— BEGIN Records shown —

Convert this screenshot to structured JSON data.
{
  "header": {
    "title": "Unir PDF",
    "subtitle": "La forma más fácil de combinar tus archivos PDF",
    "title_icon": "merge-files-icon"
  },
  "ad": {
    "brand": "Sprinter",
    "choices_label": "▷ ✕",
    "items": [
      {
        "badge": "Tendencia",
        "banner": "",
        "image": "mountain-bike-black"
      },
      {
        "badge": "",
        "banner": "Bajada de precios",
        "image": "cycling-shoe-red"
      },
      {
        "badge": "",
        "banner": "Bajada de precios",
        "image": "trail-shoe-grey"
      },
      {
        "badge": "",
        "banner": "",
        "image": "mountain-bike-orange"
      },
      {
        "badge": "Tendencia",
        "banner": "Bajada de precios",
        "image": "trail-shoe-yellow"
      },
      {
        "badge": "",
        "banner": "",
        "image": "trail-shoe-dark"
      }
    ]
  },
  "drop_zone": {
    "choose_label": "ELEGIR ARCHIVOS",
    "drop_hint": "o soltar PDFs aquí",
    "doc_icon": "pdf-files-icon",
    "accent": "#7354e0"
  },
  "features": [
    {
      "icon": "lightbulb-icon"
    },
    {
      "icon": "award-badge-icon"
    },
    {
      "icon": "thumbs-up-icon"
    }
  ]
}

— END Records shown —

Retype every record above exactly as written.

• Task result:
Convert this screenshot to structured JSON data.
{
  "header": {
    "title": "Unir PDF",
    "subtitle": "La forma más fácil de combinar tus archivos PDF",
    "title_icon": "merge-files-icon"
  },
  "ad": {
    "brand": "Sprinter",
    "choices_label": "▷ ✕",
    "items": [
      {
        "badge": "Tendencia",
        "banner": "",
        "image": "mountain-bike-black"
      },
      {
        "badge": "",
        "banner": "Bajada de precios",
        "image": "cycling-shoe-red"
      },
      {
        "badge": "",
        "banner": "Bajada de precios",
        "image": "trail-shoe-grey"
      },
      {
        "badge": "",
        "banner": "",
        "image": "mountain-bike-orange"
      },
      {
        "badge": "Tendencia",
        "banner": "Bajada de precios",
        "image": "trail-shoe-yellow"
      },
      {
        "badge": "",
        "banner": "",
        "image": "trail-shoe-dark"
      }
    ]
  },
  "drop_zone": {
    "choose_label": "ELEGIR ARCHIVOS",
    "drop_hint": "o soltar PDFs aquí",
    "doc_icon": "pdf-files-icon",
    "accent": "#7354e0"
  },
  "features": [
    {
      "icon": "lightbulb-icon"
    },
    {
      "icon": "award-badge-icon"
    },
    {
      "icon": "thumbs-up-icon"
    }
  ]
}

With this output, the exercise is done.